## To be done:
Determine the number of lines that contain the word "British", then state that number and nothing more.

## Material provided:
## Begin

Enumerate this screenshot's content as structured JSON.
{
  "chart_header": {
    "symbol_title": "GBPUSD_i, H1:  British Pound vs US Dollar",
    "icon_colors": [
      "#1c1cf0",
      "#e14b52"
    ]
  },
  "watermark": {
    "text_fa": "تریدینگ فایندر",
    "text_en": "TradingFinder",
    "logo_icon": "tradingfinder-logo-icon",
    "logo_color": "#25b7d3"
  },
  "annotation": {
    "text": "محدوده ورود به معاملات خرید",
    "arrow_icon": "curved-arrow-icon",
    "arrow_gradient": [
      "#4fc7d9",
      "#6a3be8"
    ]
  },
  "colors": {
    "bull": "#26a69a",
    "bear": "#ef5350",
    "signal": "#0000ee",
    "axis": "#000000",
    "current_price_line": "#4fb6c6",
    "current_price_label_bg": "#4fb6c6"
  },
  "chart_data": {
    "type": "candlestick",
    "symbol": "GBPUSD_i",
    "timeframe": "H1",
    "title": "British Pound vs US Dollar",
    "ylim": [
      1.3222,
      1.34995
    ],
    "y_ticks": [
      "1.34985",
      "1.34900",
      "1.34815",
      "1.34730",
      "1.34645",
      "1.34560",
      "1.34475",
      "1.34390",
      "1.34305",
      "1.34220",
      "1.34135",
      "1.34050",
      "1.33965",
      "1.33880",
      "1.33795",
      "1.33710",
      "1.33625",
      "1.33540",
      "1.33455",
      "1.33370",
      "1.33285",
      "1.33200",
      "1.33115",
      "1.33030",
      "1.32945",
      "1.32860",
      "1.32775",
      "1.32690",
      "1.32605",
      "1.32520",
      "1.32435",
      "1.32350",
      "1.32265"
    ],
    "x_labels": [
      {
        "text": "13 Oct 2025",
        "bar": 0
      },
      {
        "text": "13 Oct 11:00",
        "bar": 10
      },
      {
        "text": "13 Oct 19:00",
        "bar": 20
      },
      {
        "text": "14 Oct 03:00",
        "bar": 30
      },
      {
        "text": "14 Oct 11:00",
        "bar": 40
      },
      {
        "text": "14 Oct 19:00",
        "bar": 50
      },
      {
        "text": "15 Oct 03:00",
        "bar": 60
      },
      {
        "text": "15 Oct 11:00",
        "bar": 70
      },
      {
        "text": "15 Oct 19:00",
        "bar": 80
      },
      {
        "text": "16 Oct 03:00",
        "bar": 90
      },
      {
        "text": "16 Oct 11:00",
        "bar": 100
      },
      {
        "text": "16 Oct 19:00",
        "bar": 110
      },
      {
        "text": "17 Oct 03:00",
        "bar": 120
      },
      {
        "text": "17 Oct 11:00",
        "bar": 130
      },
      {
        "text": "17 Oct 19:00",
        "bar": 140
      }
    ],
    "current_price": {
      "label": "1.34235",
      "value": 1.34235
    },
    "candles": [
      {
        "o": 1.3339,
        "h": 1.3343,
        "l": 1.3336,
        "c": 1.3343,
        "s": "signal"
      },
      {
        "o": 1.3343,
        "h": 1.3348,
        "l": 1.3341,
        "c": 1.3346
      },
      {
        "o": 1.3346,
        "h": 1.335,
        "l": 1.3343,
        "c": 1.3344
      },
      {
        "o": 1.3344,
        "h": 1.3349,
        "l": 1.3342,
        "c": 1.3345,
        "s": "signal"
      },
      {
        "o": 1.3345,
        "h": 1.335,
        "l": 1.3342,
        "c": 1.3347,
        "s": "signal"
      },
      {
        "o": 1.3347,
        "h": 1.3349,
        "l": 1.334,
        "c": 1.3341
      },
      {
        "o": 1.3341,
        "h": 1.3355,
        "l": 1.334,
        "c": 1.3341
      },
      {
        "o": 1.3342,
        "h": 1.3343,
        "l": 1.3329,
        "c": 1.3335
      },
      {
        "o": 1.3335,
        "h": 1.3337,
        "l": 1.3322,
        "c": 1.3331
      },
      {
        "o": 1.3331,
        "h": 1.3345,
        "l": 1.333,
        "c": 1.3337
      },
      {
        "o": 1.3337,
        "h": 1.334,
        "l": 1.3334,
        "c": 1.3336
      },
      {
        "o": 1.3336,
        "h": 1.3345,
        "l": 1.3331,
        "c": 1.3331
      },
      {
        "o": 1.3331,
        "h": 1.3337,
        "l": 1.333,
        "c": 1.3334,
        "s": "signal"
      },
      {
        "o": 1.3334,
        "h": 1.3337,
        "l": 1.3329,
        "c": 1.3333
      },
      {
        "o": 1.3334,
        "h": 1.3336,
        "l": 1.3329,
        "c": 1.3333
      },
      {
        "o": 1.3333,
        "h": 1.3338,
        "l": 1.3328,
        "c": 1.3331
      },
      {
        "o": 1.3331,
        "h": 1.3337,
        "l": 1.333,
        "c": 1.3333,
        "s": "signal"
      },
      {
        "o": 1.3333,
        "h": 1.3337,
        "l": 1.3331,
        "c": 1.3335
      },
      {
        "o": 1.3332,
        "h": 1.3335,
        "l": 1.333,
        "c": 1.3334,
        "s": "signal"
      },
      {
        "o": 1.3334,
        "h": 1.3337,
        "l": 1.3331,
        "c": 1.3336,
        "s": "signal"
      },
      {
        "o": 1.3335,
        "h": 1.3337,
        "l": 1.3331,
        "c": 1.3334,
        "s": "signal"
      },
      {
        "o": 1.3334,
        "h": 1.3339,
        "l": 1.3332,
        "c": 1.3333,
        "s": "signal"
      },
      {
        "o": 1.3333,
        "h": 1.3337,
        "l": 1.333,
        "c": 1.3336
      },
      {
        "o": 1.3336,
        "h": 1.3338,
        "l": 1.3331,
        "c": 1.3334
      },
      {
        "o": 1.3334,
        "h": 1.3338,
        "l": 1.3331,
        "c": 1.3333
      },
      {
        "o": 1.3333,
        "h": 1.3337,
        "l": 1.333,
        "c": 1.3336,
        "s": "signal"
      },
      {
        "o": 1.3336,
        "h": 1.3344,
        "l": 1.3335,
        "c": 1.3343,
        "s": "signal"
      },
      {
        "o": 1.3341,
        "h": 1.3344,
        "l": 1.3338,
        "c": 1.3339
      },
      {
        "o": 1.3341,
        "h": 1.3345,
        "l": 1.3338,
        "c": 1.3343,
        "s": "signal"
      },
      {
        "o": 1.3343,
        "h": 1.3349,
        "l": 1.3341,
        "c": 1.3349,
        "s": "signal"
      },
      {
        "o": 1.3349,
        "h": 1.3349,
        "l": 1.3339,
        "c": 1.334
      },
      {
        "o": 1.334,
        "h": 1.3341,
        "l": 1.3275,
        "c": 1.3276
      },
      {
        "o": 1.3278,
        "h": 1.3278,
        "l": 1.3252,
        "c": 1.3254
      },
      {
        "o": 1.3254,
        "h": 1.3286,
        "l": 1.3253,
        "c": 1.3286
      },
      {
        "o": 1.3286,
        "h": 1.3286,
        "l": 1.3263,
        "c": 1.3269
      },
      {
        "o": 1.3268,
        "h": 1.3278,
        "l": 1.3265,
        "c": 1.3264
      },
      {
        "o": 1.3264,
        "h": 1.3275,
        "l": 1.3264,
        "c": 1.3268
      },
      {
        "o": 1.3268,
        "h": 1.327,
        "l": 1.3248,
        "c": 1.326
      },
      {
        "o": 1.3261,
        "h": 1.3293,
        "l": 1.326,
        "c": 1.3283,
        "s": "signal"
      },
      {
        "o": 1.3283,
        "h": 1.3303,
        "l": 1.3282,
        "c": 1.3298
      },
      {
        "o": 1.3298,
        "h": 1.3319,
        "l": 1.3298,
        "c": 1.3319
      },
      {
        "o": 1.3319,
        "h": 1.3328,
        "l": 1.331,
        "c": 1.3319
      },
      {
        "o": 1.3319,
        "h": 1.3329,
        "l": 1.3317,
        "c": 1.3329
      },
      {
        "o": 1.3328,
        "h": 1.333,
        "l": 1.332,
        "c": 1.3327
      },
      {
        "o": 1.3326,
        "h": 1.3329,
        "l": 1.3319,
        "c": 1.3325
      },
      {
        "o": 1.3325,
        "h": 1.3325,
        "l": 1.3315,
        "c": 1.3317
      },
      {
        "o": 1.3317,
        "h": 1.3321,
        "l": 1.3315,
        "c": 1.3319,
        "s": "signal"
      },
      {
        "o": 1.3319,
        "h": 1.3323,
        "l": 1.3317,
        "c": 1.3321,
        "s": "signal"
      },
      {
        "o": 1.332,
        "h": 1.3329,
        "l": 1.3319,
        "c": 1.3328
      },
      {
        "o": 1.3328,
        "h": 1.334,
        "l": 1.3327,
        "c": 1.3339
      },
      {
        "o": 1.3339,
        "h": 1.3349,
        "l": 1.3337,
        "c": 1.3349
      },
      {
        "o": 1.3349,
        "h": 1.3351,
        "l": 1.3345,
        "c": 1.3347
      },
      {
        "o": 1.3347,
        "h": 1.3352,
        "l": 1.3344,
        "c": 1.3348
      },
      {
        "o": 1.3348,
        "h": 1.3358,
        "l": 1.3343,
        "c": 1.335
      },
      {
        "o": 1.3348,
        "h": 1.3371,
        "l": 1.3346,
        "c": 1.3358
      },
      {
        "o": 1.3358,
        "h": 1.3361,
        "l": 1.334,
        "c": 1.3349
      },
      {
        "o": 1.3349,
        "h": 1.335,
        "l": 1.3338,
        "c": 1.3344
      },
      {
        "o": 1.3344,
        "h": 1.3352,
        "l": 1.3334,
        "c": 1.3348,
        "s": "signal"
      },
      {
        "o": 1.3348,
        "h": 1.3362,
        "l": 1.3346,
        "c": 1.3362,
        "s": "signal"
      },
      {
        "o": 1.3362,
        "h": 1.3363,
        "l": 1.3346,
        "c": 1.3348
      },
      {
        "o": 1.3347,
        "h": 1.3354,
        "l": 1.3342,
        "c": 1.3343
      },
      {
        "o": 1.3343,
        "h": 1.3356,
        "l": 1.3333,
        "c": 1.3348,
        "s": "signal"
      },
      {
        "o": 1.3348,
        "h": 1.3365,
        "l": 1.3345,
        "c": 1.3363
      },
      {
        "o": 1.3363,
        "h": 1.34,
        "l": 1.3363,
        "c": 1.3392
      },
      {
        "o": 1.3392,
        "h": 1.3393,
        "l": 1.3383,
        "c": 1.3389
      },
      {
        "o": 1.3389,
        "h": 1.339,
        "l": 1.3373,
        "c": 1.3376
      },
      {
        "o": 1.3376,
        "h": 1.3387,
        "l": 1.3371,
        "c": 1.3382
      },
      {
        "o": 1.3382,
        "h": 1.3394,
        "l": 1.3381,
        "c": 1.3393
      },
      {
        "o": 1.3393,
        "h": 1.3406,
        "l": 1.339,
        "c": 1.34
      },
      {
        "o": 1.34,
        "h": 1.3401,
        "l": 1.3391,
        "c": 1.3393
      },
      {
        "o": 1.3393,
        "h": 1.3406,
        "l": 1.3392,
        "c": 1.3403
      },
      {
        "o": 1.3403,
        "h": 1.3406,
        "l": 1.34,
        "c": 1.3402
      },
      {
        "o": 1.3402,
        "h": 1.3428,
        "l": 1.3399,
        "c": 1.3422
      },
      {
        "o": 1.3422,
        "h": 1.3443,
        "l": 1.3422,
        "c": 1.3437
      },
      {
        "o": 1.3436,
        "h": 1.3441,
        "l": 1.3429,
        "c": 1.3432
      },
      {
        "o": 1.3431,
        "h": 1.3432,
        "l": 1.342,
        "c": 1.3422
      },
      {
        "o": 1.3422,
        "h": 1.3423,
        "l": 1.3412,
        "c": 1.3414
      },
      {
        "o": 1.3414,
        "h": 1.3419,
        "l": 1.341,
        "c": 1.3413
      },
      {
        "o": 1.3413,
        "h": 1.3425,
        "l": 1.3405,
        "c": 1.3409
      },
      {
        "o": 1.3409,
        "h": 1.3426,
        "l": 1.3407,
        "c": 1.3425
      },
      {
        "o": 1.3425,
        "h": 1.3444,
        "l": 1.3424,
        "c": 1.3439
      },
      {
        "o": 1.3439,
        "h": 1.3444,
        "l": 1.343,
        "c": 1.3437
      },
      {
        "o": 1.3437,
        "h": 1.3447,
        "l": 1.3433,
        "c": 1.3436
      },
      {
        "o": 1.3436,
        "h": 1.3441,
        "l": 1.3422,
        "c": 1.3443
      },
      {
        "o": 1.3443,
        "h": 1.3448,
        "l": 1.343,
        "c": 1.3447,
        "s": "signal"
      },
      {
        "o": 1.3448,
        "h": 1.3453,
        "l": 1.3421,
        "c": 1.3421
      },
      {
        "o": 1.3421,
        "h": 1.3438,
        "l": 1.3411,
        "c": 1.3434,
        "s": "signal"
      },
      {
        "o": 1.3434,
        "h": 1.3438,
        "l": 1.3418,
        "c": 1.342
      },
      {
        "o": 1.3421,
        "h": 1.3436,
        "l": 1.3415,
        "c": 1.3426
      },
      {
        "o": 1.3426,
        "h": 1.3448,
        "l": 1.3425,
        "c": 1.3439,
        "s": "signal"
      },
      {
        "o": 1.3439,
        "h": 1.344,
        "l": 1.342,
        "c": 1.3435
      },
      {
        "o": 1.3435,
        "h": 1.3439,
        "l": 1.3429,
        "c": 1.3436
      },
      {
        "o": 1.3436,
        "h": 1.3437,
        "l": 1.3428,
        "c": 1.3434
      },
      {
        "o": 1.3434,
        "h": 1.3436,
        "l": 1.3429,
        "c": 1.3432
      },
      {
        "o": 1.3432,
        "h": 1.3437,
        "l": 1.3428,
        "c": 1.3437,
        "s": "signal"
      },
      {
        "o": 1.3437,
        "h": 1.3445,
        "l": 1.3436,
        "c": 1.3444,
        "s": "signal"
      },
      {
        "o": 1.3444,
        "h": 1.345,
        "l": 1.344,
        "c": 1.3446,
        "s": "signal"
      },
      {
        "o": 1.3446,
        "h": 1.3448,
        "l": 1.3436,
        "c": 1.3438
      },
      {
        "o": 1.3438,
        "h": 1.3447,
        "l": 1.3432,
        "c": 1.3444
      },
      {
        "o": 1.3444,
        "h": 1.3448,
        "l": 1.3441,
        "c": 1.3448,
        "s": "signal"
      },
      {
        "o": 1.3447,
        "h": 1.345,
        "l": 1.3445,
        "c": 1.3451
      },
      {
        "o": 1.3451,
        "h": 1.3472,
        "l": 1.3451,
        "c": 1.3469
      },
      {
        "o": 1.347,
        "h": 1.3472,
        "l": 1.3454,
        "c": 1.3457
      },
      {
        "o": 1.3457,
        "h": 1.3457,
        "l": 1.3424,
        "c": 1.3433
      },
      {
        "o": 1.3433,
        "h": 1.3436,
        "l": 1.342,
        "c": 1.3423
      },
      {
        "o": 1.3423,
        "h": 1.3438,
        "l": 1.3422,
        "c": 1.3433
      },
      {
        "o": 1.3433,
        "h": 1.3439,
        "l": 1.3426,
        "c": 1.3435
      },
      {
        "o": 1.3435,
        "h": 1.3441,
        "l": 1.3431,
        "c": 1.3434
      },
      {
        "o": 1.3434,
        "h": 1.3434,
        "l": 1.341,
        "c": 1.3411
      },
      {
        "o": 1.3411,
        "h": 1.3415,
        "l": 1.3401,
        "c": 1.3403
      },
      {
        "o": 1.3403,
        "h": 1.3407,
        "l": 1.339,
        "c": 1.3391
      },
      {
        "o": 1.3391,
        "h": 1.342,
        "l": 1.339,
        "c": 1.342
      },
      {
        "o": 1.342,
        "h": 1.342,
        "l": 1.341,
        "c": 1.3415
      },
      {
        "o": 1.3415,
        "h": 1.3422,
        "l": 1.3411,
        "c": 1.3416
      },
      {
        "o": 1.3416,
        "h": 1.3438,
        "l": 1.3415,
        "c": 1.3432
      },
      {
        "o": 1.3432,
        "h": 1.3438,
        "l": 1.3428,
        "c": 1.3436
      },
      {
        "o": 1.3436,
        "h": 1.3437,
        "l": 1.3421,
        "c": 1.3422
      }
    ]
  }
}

## End

## The completed task:
2